• [YOUR TASK]: Write out all the data again, exactly as it stands.

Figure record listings
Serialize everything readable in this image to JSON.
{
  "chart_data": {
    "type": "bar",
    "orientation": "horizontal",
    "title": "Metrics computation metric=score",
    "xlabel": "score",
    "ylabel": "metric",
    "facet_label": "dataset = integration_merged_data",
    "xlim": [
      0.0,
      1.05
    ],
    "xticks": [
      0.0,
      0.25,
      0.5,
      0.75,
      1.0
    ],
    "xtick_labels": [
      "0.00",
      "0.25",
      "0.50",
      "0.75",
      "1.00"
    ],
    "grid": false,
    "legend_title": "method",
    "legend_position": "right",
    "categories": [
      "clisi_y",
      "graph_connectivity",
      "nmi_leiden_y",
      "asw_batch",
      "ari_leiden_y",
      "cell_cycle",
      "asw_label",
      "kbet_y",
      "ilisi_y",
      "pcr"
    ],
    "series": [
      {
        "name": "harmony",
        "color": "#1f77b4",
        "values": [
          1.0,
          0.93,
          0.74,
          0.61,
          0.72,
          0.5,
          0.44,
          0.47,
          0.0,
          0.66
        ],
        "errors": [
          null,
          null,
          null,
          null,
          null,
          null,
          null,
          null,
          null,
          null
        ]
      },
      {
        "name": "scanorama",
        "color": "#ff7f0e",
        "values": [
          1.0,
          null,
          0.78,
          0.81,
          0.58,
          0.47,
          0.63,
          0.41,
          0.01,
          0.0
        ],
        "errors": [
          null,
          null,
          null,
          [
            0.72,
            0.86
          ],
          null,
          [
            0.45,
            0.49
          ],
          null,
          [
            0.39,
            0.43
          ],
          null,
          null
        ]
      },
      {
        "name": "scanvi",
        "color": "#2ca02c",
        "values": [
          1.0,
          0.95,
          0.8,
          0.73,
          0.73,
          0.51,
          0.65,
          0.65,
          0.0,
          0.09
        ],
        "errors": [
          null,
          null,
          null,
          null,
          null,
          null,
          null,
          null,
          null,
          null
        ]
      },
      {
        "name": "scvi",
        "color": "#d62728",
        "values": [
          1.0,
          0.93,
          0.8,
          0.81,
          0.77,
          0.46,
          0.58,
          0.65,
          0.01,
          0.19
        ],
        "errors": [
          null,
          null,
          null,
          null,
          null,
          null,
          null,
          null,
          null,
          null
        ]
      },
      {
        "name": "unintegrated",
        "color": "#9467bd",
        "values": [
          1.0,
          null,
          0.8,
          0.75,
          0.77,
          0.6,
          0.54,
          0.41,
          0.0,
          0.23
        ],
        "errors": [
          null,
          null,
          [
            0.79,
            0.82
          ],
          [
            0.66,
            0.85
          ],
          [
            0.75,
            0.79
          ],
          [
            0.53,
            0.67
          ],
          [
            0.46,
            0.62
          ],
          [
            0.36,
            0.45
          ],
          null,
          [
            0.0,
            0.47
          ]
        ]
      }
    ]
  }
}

• [SOLUTION TO THIS TASK]:
Serialize everything readable in this image to JSON.
{
  "chart_data": {
    "type": "bar",
    "orientation": "horizontal",
    "title": "Metrics computation metric=score",
    "xlabel": "score",
    "ylabel": "metric",
    "facet_label": "dataset = integration_merged_data",
    "xlim": [
      0.0,
      1.05
    ],
    "xticks": [
      0.0,
      0.25,
      0.5,
      0.75,
      1.0
    ],
    "xtick_labels": [
      "0.00",
      "0.25",
      "0.50",
      "0.75",
      "1.00"
    ],
    "grid": false,
    "legend_title": "method",
    "legend_position": "right",
    "categories": [
      "clisi_y",
      "graph_connectivity",
      "nmi_leiden_y",
      "asw_batch",
      "ari_leiden_y",
      "cell_cycle",
      "asw_label",
      "kbet_y",
      "ilisi_y",
      "pcr"
    ],
    "series": [
      {
        "name": "harmony",
        "color": "#1f77b4",
        "values": [
          1.0,
          0.93,
          0.74,
          0.61,
          0.72,
          0.5,
          0.44,
          0.47,
          0.0,
          0.66
        ],
        "errors": [
          null,
          null,
          null,
          null,
          null,
          null,
          null,
          null,
          null,
          null
        ]
      },
      {
        "name": "scanorama",
        "color": "#ff7f0e",
        "values": [
          1.0,
          null,
          0.78,
          0.81,
          0.58,
          0.47,
          0.63,
          0.41,
          0.01,
          0.0
        ],
        "errors": [
          null,
          null,
          null,
          [
            0.72,
            0.86
          ],
          null,
          [
            0.45,
            0.49
          ],
          null,
          [
            0.39,
            0.43
          ],
          null,
          null
        ]
      },
      {
        "name": "scanvi",
        "color": "#2ca02c",
        "values": [
          1.0,
          0.95,
          0.8,
          0.73,
          0.73,
          0.51,
          0.65,
          0.65,
          0.0,
          0.09
        ],
        "errors": [
          null,
          null,
          null,
          null,
          null,
          null,
          null,
          null,
          null,
          null
        ]
      },
      {
        "name": "scvi",
        "color": "#d62728",
        "values": [
          1.0,
          0.93,
          0.8,
          0.81,
          0.77,
          0.46,
          0.58,
          0.65,
          0.01,
          0.19
        ],
        "errors": [
          null,
          null,
          null,
          null,
          null,
          null,
          null,
          null,
          null,
          null
        ]
      },
      {
        "name": "unintegrated",
        "color": "#9467bd",
        "values": [
          1.0,
          null,
          0.8,
          0.75,
          0.77,
          0.6,
          0.54,
          0.41,
          0.0,
          0.23
        ],
        "errors": [
          null,
          null,
          [
            0.79,
            0.82
          ],
          [
            0.66,
            0.85
          ],
          [
            0.75,
            0.79
          ],
          [
            0.53,
            0.67
          ],
          [
            0.46,
            0.62
          ],
          [
            0.36,
            0.45
          ],
          null,
          [
            0.0,
            0.47
          ]
        ]
      }
    ]
  }
}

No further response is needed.